(Stored data)
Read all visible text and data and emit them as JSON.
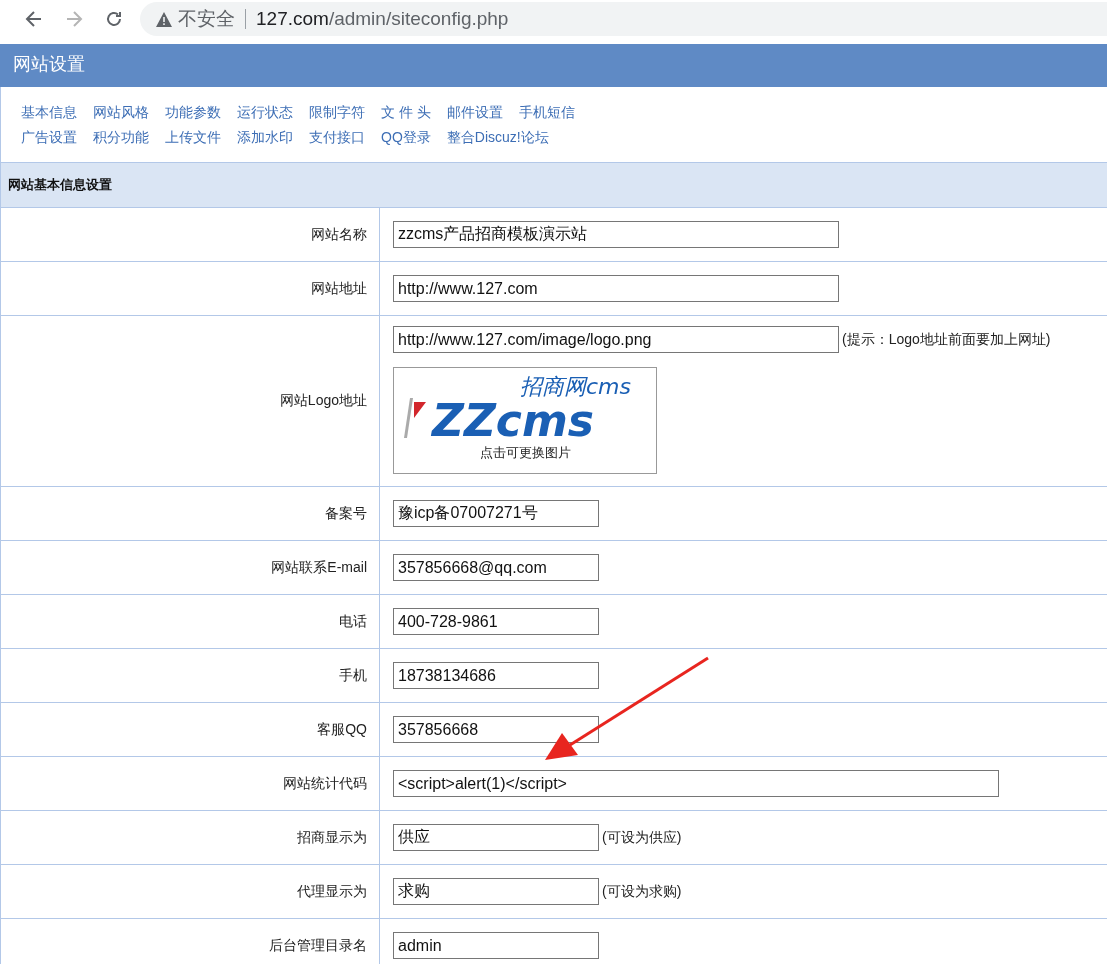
{
  "browser": {
    "back": {
      "disabled": false
    },
    "forward": {
      "disabled": true
    },
    "security": "不安全",
    "url_host": "127.com",
    "url_path": "/admin/siteconfig.php"
  },
  "header": {
    "title": "网站设置"
  },
  "nav": {
    "rows": [
      [
        "基本信息",
        "网站风格",
        "功能参数",
        "运行状态",
        "限制字符",
        "文 件 头",
        "邮件设置",
        "手机短信"
      ],
      [
        "广告设置",
        "积分功能",
        "上传文件",
        "添加水印",
        "支付接口",
        "QQ登录",
        "整合Discuz!论坛"
      ]
    ]
  },
  "section": {
    "title": "网站基本信息设置"
  },
  "rows": [
    {
      "kind": "medium",
      "label": "网站名称",
      "value": "zzcms产品招商模板演示站"
    },
    {
      "kind": "medium",
      "label": "网站地址",
      "value": "http://www.127.com"
    },
    {
      "kind": "logo",
      "label": "网站Logo地址",
      "value": "http://www.127.com/image/logo.png",
      "hint": "(提示：Logo地址前面要加上网址)",
      "logo": {
        "tagline": "招商网cms",
        "wordmark": "ZZcms",
        "caption": "点击可更换图片"
      }
    },
    {
      "kind": "short",
      "label": "备案号",
      "value": "豫icp备07007271号"
    },
    {
      "kind": "short",
      "label": "网站联系E-mail",
      "value": "357856668@qq.com"
    },
    {
      "kind": "short",
      "label": "电话",
      "value": "400-728-9861"
    },
    {
      "kind": "short",
      "label": "手机",
      "value": "18738134686"
    },
    {
      "kind": "short",
      "label": "客服QQ",
      "value": "357856668"
    },
    {
      "kind": "long",
      "label": "网站统计代码",
      "value": "<script>alert(1)</script>"
    },
    {
      "kind": "short",
      "label": "招商显示为",
      "value": "供应",
      "hint": "(可设为供应)"
    },
    {
      "kind": "short",
      "label": "代理显示为",
      "value": "求购",
      "hint": "(可设为求购)"
    },
    {
      "kind": "short",
      "label": "后台管理目录名",
      "value": "admin"
    }
  ],
  "annotation": {
    "kind": "arrow"
  }
}
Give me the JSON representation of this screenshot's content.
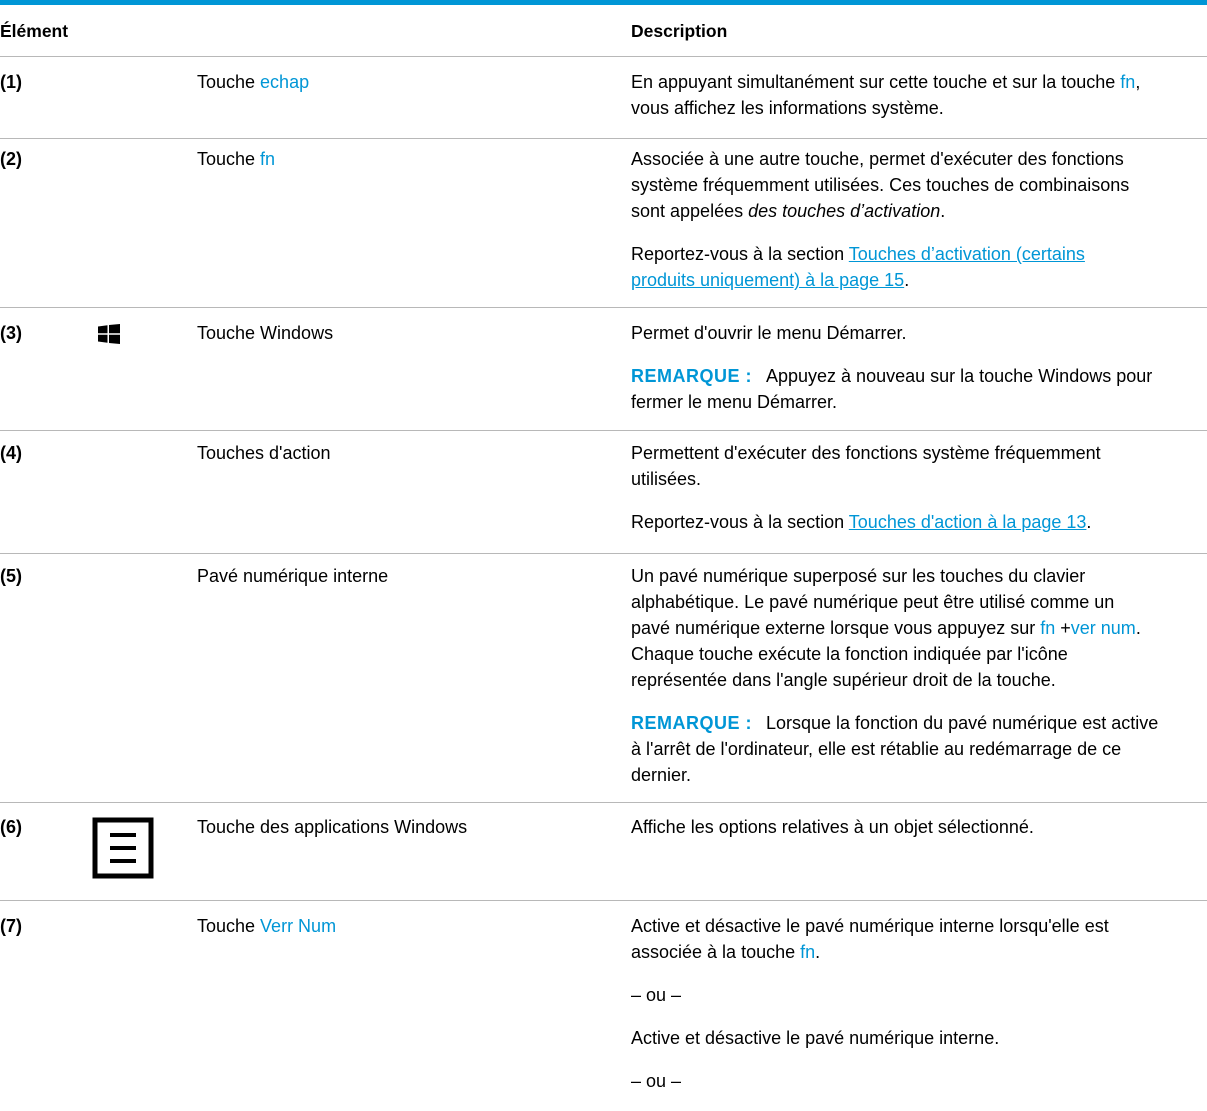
{
  "header": {
    "col_element": "Élément",
    "col_description": "Description"
  },
  "rows": [
    {
      "num": "(1)",
      "name_prefix": "Touche ",
      "name_key": "echap",
      "d1": "En appuyant simultanément sur cette touche et sur la touche ",
      "d1_key": "fn",
      "d1_end": ",",
      "d2": "vous affichez les informations système."
    },
    {
      "num": "(2)",
      "name_prefix": "Touche ",
      "name_key": "fn",
      "l1": "Associée à une autre touche, permet d'exécuter des fonctions",
      "l2": "système fréquemment utilisées. Ces touches de combinaisons",
      "l3": "sont appelées ",
      "l3_em": "des touches d’activation",
      "l3_end": ".",
      "ref_prefix": "Reportez-vous à la section ",
      "ref_link_a": "Touches d’activation (certains",
      "ref_link_b": "produits uniquement) à la page 15",
      "ref_end": "."
    },
    {
      "num": "(3)",
      "icon": "windows-logo-icon",
      "name": "Touche Windows",
      "d1": "Permet d'ouvrir le menu Démarrer.",
      "note_label": "REMARQUE :",
      "note_a": "Appuyez à nouveau sur la touche Windows pour",
      "note_b": "fermer le menu Démarrer."
    },
    {
      "num": "(4)",
      "name": "Touches d'action",
      "l1": "Permettent d'exécuter des fonctions système fréquemment",
      "l2": "utilisées.",
      "ref_prefix": "Reportez-vous à la section ",
      "ref_link": "Touches d'action à la page 13",
      "ref_end": "."
    },
    {
      "num": "(5)",
      "name": "Pavé numérique interne",
      "l1": "Un pavé numérique superposé sur les touches du clavier",
      "l2": "alphabétique. Le pavé numérique peut être utilisé comme un",
      "l3": "pavé numérique externe lorsque vous appuyez sur ",
      "l3_key1": "fn",
      "l3_plus": " +",
      "l3_key2": "ver num",
      "l3_end": ".",
      "l4": "Chaque touche exécute la fonction indiquée par l'icône",
      "l5": "représentée dans l'angle supérieur droit de la touche.",
      "note_label": "REMARQUE :",
      "note_a": "Lorsque la fonction du pavé numérique est active",
      "note_b": "à l'arrêt de l'ordinateur, elle est rétablie au redémarrage de ce",
      "note_c": "dernier."
    },
    {
      "num": "(6)",
      "icon": "windows-application-key-icon",
      "name": "Touche des applications Windows",
      "d1": "Affiche les options relatives à un objet sélectionné."
    },
    {
      "num": "(7)",
      "name_prefix": "Touche ",
      "name_key": "Verr Num",
      "l1": "Active et désactive le pavé numérique interne lorsqu'elle est",
      "l2": "associée à la touche ",
      "l2_key": "fn",
      "l2_end": ".",
      "or1": "– ou –",
      "alt": "Active et désactive le pavé numérique interne.",
      "or2": "– ou –"
    }
  ]
}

(REQUIREMENTS)
Your answer should be one number: how many lines of the listing include the word "elle".

(ANSWER TO THE PROBLEM)
2